→ Supplied passage:
Working of Enumerate in Python

Question

I'm new to Python and I'm currently solving questions to improve my coding skills. I came across the question where I to find the maximum value in a List and it's corresponding value in an other List with the same index number of the maximum value.

for example: I have two Lists with values L1 = [9, 12, 9 ,6] and L2 = [2, 3, 4, 5] I have to find the maximum value in the List L1 and the index of the maximum value should be used in List L2 to find it's corresponding value.

Max value in List L1 - 12
Index of the max value - 1
print L2[1] -> 3

So to achieve the above logic, I have re-searched a way and obtained it. But I'm not able to understand how the logic is working.

import operator   
index, value = max(enumerate(l1), key=operator.itemgetter(1))
print value, 
print l2[index]

OUTPUT: 12 3

To understand how the above function is working, I tried to print each section separately but still not able to understand how the logic is working.

print l1 - [9, 12, 9 , 6]
print l2 - [2, 3, 4, 5]
print list(enumerate(l1)) - [<0, 9>, <1, 12>, <2, 9>, <3, 6>]
print list(enumerate(l2)) - [<0, 2>, <1, 3>, <2, 4>, <3, 5>]
print max(enumerate(l1)) - <3, 6>
print max(enumerate(l2)) - <3, 5>

Please help me in understanding how the enumerate function and key=operator.itemgetter(1))[0] is working in the above logic. Thanks in advance. Your help is much appreciated.

Answer 1

enumerate() simply produces tuples with the original value plus an index, in the order (index, item) , for each item in the input iterable. See What does enumerate mean?

max() picks out the maximum value from a sequence, given a key. The default key is to use the value itself, but with operator.itemgetter(1) , you are telling max() to only pay attention to the second value of each input item.

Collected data

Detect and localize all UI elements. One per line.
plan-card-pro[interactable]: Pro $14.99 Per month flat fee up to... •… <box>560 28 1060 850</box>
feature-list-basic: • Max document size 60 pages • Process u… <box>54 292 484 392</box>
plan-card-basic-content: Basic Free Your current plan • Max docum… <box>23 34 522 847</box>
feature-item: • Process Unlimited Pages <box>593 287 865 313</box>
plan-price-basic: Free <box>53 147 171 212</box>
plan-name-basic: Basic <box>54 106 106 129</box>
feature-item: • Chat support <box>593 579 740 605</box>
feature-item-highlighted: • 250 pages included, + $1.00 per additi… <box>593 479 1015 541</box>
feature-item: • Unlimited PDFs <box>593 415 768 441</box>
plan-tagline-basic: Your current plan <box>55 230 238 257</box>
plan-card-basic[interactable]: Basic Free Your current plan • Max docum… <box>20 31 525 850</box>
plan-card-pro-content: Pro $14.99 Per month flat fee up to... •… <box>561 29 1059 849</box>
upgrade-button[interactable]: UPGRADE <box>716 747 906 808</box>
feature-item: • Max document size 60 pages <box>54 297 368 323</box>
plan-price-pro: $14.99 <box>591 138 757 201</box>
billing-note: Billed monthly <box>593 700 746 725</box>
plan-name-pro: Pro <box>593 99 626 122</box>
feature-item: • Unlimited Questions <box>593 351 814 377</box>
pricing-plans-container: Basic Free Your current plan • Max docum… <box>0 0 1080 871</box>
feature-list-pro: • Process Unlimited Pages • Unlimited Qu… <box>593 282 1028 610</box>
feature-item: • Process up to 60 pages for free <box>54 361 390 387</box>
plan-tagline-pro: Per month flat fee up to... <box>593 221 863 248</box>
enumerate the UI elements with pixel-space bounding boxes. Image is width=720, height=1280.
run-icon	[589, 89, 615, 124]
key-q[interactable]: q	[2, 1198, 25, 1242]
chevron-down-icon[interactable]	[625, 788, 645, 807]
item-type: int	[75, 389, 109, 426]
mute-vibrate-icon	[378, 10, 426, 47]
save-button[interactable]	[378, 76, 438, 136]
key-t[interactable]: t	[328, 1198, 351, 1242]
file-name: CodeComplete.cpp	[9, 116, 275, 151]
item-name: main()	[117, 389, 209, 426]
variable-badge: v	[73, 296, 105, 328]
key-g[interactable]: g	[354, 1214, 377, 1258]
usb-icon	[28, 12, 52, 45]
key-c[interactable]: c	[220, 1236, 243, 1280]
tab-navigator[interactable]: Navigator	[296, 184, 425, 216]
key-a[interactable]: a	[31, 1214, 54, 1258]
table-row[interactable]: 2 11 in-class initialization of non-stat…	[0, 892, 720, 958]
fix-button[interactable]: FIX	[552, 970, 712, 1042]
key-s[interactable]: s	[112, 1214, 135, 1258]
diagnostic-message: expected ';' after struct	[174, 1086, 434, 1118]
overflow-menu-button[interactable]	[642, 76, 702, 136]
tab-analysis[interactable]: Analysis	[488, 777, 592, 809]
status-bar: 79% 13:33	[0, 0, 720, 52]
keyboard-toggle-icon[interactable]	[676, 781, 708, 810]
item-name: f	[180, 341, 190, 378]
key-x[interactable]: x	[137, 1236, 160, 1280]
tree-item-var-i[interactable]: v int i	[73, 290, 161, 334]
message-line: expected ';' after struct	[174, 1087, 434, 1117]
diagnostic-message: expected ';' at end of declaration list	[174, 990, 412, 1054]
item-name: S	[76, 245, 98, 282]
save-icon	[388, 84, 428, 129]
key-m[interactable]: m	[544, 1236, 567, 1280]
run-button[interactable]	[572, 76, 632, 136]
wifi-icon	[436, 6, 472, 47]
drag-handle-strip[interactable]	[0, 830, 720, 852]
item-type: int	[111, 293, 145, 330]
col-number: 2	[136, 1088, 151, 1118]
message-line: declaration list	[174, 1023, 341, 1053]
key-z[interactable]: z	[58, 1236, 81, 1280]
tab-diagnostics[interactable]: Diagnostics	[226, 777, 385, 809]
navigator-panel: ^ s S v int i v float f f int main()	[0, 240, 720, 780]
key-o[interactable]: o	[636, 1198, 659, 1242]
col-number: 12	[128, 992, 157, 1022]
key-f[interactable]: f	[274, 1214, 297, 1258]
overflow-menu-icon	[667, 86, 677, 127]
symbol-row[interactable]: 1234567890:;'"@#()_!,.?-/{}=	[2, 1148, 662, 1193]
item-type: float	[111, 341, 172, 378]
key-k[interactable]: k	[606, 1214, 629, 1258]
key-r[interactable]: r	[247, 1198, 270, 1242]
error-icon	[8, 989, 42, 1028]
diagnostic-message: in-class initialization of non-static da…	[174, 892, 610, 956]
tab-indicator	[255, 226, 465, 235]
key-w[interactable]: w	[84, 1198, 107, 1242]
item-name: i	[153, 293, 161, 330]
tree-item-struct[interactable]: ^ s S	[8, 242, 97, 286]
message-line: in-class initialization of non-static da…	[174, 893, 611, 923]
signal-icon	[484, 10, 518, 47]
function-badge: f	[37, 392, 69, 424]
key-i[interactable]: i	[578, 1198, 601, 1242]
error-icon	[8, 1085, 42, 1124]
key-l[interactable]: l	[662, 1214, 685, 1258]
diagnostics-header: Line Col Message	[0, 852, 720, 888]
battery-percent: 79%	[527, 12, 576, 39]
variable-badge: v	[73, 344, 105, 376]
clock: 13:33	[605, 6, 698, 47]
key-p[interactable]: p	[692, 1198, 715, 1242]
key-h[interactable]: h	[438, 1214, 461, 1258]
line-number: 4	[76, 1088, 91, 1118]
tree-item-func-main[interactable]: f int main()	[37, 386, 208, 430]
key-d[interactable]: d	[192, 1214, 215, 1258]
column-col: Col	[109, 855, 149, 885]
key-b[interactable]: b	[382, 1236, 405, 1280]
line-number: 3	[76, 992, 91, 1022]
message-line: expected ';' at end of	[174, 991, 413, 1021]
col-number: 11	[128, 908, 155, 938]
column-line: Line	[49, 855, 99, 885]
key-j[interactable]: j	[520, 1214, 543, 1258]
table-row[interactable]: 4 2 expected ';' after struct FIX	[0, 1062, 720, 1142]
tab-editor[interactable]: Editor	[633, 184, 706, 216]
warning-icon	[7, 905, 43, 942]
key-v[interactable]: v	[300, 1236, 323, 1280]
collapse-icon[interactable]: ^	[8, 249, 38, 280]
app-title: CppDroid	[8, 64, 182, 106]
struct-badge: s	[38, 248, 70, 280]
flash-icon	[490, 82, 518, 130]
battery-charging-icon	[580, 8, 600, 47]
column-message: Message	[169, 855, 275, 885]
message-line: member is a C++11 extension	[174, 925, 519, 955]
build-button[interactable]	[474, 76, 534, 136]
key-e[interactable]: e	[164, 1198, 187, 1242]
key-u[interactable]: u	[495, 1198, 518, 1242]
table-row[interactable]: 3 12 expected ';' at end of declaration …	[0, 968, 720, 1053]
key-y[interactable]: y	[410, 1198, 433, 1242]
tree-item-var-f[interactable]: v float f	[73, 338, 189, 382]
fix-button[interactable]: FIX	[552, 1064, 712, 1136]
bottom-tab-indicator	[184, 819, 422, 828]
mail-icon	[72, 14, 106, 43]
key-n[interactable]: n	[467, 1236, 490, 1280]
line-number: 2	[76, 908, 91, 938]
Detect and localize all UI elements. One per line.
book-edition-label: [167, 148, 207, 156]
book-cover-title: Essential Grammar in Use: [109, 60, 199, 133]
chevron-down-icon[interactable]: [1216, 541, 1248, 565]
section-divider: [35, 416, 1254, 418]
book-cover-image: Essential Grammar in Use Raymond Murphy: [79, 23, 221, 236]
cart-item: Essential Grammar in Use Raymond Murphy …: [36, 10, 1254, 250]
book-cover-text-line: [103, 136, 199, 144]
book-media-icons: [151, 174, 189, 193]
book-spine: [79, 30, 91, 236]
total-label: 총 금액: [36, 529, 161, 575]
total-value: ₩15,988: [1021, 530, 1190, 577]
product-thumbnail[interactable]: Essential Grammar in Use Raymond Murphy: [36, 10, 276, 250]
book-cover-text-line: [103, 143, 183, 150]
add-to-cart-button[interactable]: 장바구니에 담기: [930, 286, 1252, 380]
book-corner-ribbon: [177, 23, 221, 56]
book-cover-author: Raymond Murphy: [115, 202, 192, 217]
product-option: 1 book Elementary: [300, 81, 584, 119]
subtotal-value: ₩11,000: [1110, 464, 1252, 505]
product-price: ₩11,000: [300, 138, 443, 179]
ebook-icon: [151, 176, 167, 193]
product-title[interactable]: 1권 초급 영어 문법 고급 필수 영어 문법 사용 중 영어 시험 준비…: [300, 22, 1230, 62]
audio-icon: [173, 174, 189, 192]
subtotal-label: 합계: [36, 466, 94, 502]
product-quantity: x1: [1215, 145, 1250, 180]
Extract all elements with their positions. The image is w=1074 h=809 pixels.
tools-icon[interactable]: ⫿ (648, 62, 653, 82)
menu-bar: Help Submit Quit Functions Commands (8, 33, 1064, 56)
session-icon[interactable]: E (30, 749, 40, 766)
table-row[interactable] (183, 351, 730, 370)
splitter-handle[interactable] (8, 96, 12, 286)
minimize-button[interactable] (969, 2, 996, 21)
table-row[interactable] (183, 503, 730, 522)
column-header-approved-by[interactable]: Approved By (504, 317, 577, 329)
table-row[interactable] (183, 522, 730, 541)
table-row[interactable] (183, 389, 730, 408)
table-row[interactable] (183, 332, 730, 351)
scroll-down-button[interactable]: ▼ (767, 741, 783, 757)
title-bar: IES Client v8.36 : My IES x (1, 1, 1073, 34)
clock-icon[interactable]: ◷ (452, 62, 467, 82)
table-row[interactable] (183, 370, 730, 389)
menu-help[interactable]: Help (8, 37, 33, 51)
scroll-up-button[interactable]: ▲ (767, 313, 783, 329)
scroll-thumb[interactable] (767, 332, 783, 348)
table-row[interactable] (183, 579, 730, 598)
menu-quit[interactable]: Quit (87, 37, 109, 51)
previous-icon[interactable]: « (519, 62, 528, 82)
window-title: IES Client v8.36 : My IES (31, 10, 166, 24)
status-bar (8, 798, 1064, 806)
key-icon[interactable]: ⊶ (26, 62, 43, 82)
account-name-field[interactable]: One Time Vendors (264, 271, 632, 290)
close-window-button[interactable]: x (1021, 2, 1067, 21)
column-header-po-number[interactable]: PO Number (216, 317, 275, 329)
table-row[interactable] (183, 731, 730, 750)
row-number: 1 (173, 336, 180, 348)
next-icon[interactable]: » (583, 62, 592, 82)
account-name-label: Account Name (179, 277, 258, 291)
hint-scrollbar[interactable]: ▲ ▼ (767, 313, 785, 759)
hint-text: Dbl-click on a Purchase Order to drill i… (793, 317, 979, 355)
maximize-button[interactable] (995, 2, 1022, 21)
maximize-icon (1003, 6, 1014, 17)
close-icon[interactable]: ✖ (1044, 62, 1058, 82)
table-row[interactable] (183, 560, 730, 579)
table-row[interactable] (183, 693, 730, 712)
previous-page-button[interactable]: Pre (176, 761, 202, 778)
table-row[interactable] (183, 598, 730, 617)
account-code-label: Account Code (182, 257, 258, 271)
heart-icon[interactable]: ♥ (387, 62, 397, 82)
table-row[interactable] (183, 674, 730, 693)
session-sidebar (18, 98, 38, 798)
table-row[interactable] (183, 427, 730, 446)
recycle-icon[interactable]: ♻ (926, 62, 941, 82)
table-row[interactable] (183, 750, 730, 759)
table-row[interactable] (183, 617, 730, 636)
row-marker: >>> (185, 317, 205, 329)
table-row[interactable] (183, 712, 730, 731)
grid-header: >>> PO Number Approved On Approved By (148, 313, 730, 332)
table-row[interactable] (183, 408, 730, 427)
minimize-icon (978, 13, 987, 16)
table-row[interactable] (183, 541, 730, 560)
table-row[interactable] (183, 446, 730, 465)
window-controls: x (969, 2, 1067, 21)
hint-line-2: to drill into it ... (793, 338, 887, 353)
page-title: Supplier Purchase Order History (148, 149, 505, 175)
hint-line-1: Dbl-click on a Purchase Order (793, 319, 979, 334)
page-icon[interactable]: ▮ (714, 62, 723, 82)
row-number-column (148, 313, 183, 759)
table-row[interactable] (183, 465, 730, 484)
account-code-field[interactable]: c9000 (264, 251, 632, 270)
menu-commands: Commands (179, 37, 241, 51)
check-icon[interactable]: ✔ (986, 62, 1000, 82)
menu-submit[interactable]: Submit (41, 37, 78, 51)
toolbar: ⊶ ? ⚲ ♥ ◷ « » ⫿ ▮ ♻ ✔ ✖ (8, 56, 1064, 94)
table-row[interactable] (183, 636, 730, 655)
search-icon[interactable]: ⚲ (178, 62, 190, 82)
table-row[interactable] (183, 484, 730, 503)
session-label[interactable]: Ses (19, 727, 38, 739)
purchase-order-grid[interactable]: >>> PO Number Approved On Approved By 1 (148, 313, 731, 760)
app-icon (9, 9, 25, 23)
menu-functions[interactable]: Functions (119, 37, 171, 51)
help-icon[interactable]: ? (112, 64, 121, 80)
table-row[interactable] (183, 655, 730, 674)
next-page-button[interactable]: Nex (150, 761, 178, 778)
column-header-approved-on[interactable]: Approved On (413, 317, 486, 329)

→ Set problem 1:
Answer these questions about the Python enumerate thread, one line each:
(a) What output did the asker's code produce?
(b) What did the asker get from printing max(enumerate(l1))?
(c) According to the reply, in what order does enumerate() arrange each tuple?
→ Set problem 2: Resume the Python enumerate thread after its final sentence.

→ Expected answer 1:
(a) 12 3
(b) <3, 6>
(c) (index, item)

→ Expected answer 2:
You could easily play with this to see that max() always returns an original value from the list, but alters what value is returned when using a key function. You can use any function, including one created with a lambda :

>>> L1 = [9, 12, 9, 6]
>>> max(L1)  # straight up, biggest value in the list
12
>>> max(L1, key=lambda v: len(str(v)))  # value with the most digits, 12 has two digits
12
>>> max(L1, key=lambda v: abs(v - 10))  # value furthest from 10; 6 is the furthest
6

When you call operator.itemgetter() with at least one argument, it'll produce an object that when called with a sequence , will use the argument(s) as indices for that sequence. operator.itemgetter(1) creates an object that always picks the second element (Python starts counting from 0 ), operator.itemgetter(2) would return the 3rd element each time you call it:

>>> from operator import itemgetter
>>> ig2 = itemgetter(2)
>>> ig2
operator.itemgetter(2)
>>> ig2(L1)  # the 3rd element in L1 is 9
9

Given that enumerate() puts the original value in the second position of each tuple it produces, max() picking the maximum value from the sequence of tuples based on the value from the original input list. It'll keep the tuples produced by enumerate() intact however.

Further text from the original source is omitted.